* [Problem details]: Leaving the pictures aside, transcribe every line below exactly.
══ Material for this task
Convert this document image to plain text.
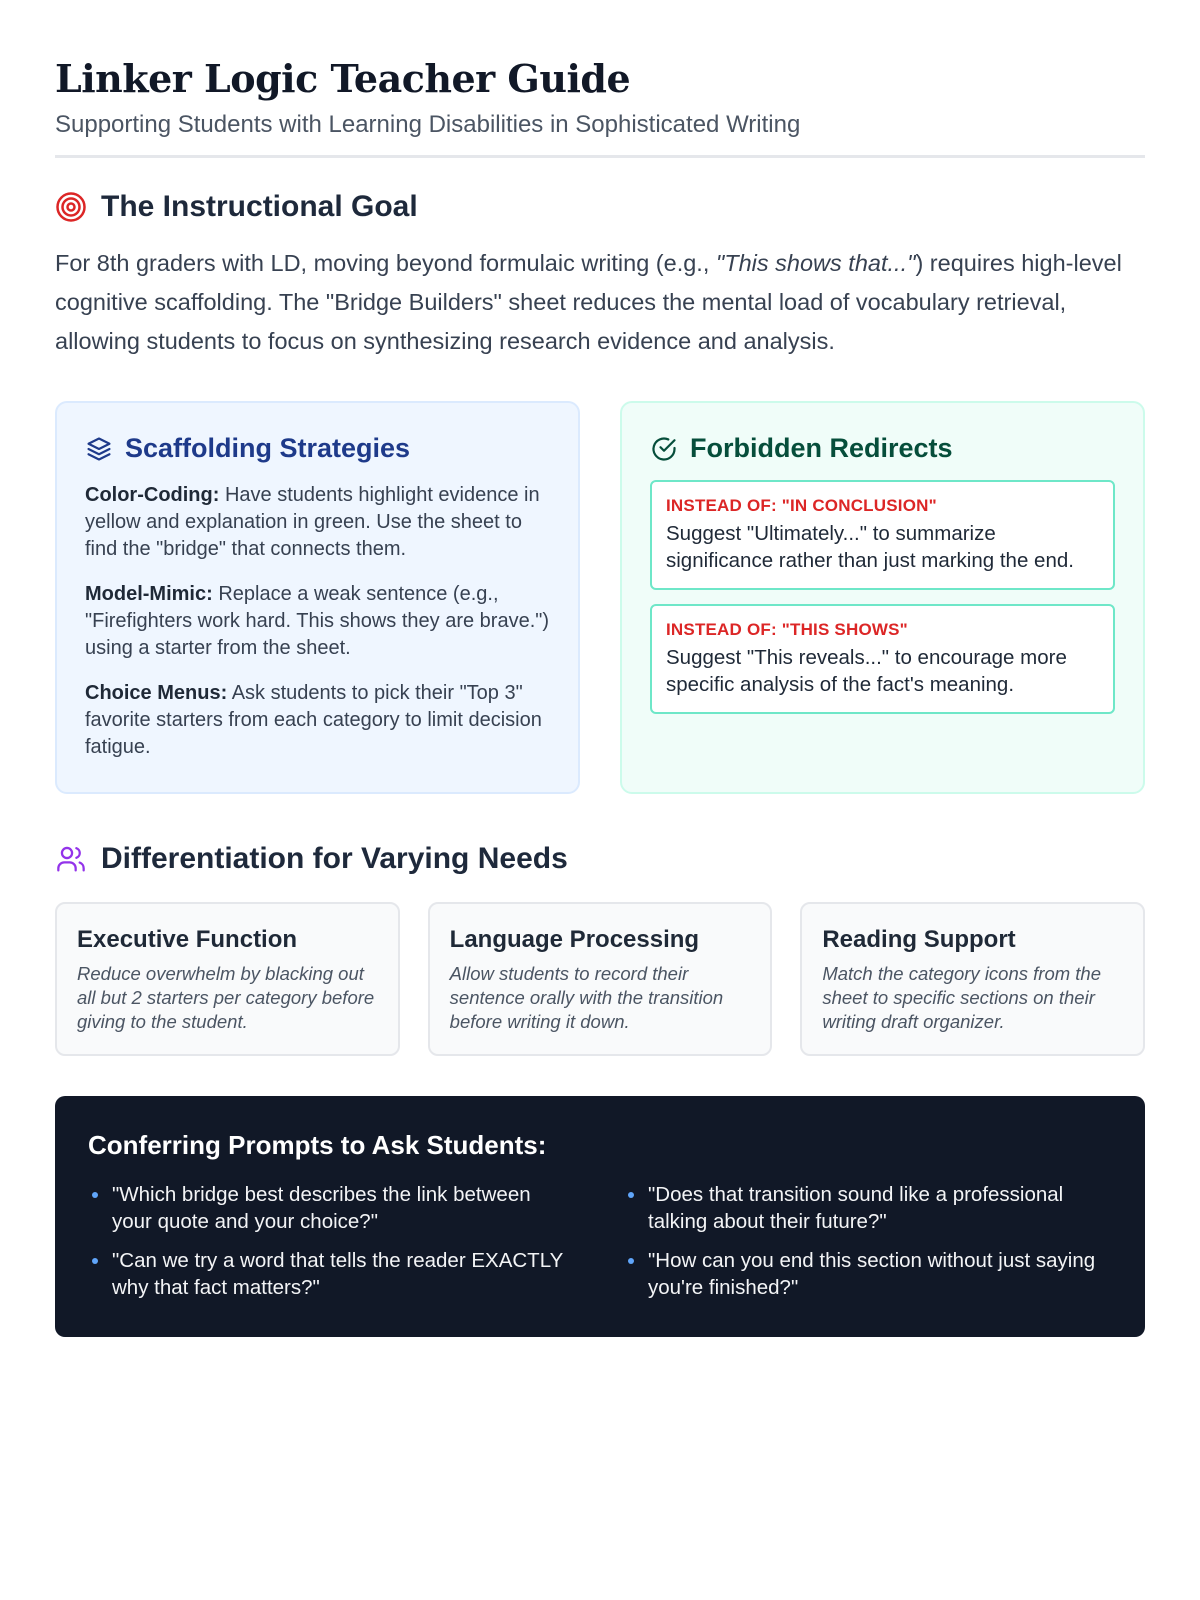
Linker Logic Teacher Guide
Supporting Students with Learning Disabilities in Sophisticated Writing
The Instructional Goal

For 8th graders with LD, moving beyond formulaic writing (e.g., "This shows that...") requires high-level cognitive scaffolding. The "Bridge Builders" sheet reduces the mental load of vocabulary retrieval, allowing students to focus on synthesizing research evidence and analysis.

Scaffolding Strategies
Color-Coding: Have students highlight evidence in yellow and explanation in green. Use the sheet to find the "bridge" that connects them.
Model-Mimic: Replace a weak sentence (e.g., "Firefighters work hard. This shows they are brave.") using a starter from the sheet.
Choice Menus: Ask students to pick their "Top 3" favorite starters from each category to limit decision fatigue.
Forbidden Redirects
INSTEAD OF: "IN CONCLUSION"
Suggest "Ultimately..." to summarize significance rather than just marking the end.
INSTEAD OF: "THIS SHOWS"
Suggest "This reveals..." to encourage more specific analysis of the fact's meaning.
Differentiation for Varying Needs
Executive Function

Reduce overwhelm by blacking out all but 2 starters per category before giving to the student.

Language Processing

Allow students to record their sentence orally with the transition before writing it down.

Reading Support

Match the category icons from the sheet to specific sections on their writing draft organizer.

Conferring Prompts to Ask Students:
"Which bridge best describes the link between your quote and your choice?"
"Does that transition sound like a professional talking about their future?"
"Can we try a word that tells the reader EXACTLY why that fact matters?"
"How can you end this section without just saying you're finished?"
════
* [Solution for this exercise]:
Convert this document image to plain text.
Linker Logic Teacher Guide
Supporting Students with Learning Disabilities in Sophisticated Writing
The Instructional Goal

For 8th graders with LD, moving beyond formulaic writing (e.g., "This shows that...") requires high-level cognitive scaffolding. The "Bridge Builders" sheet reduces the mental load of vocabulary retrieval, allowing students to focus on synthesizing research evidence and analysis.

Scaffolding Strategies
Color-Coding: Have students highlight evidence in yellow and explanation in green. Use the sheet to find the "bridge" that connects them.
Model-Mimic: Replace a weak sentence (e.g., "Firefighters work hard. This shows they are brave.") using a starter from the sheet.
Choice Menus: Ask students to pick their "Top 3" favorite starters from each category to limit decision fatigue.
Forbidden Redirects
INSTEAD OF: "IN CONCLUSION"
Suggest "Ultimately..." to summarize significance rather than just marking the end.
INSTEAD OF: "THIS SHOWS"
Suggest "This reveals..." to encourage more specific analysis of the fact's meaning.
Differentiation for Varying Needs
Executive Function

Reduce overwhelm by blacking out all but 2 starters per category before giving to the student.

Language Processing

Allow students to record their sentence orally with the transition before writing it down.

Reading Support

Match the category icons from the sheet to specific sections on their writing draft organizer.

Conferring Prompts to Ask Students:
"Which bridge best describes the link between your quote and your choice?"
"Does that transition sound like a professional talking about their future?"
"Can we try a word that tells the reader EXACTLY why that fact matters?"
"How can you end this section without just saying you're finished?"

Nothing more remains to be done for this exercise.